-- Start of Provided data --

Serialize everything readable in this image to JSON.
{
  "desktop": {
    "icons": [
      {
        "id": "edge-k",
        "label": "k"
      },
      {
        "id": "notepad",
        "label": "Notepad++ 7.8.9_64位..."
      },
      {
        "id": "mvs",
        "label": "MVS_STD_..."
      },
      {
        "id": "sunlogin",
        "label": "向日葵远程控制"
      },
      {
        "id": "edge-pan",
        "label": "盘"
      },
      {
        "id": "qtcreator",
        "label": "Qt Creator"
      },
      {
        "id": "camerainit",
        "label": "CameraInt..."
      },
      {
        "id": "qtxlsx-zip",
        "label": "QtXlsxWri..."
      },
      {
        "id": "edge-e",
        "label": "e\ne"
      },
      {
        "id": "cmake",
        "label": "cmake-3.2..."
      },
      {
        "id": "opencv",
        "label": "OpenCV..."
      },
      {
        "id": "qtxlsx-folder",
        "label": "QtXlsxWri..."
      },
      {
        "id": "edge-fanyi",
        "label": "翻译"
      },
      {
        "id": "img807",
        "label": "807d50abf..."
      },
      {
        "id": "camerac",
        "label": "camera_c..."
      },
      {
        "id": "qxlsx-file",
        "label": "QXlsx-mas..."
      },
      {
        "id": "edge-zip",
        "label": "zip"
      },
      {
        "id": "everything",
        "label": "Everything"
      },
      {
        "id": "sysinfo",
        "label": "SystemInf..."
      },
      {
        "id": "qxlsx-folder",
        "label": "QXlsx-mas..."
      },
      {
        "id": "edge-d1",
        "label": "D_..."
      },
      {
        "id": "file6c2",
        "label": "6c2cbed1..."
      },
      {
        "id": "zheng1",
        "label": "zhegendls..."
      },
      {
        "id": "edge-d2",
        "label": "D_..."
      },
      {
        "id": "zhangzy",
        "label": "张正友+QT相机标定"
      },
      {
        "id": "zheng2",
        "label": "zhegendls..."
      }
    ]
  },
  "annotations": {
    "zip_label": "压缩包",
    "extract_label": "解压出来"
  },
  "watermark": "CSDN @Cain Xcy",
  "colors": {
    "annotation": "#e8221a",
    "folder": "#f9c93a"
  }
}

-- End of Provided data --

**What is needed:**
Your task is to reproduce the whole listing exactly.

**Response to the exercise:**
Serialize everything readable in this image to JSON.
{
  "desktop": {
    "icons": [
      {
        "id": "edge-k",
        "label": "k"
      },
      {
        "id": "notepad",
        "label": "Notepad++ 7.8.9_64位..."
      },
      {
        "id": "mvs",
        "label": "MVS_STD_..."
      },
      {
        "id": "sunlogin",
        "label": "向日葵远程控制"
      },
      {
        "id": "edge-pan",
        "label": "盘"
      },
      {
        "id": "qtcreator",
        "label": "Qt Creator"
      },
      {
        "id": "camerainit",
        "label": "CameraInt..."
      },
      {
        "id": "qtxlsx-zip",
        "label": "QtXlsxWri..."
      },
      {
        "id": "edge-e",
        "label": "e\ne"
      },
      {
        "id": "cmake",
        "label": "cmake-3.2..."
      },
      {
        "id": "opencv",
        "label": "OpenCV..."
      },
      {
        "id": "qtxlsx-folder",
        "label": "QtXlsxWri..."
      },
      {
        "id": "edge-fanyi",
        "label": "翻译"
      },
      {
        "id": "img807",
        "label": "807d50abf..."
      },
      {
        "id": "camerac",
        "label": "camera_c..."
      },
      {
        "id": "qxlsx-file",
        "label": "QXlsx-mas..."
      },
      {
        "id": "edge-zip",
        "label": "zip"
      },
      {
        "id": "everything",
        "label": "Everything"
      },
      {
        "id": "sysinfo",
        "label": "SystemInf..."
      },
      {
        "id": "qxlsx-folder",
        "label": "QXlsx-mas..."
      },
      {
        "id": "edge-d1",
        "label": "D_..."
      },
      {
        "id": "file6c2",
        "label": "6c2cbed1..."
      },
      {
        "id": "zheng1",
        "label": "zhegendls..."
      },
      {
        "id": "edge-d2",
        "label": "D_..."
      },
      {
        "id": "zhangzy",
        "label": "张正友+QT相机标定"
      },
      {
        "id": "zheng2",
        "label": "zhegendls..."
      }
    ]
  },
  "annotations": {
    "zip_label": "压缩包",
    "extract_label": "解压出来"
  },
  "watermark": "CSDN @Cain Xcy",
  "colors": {
    "annotation": "#e8221a",
    "folder": "#f9c93a"
  }
}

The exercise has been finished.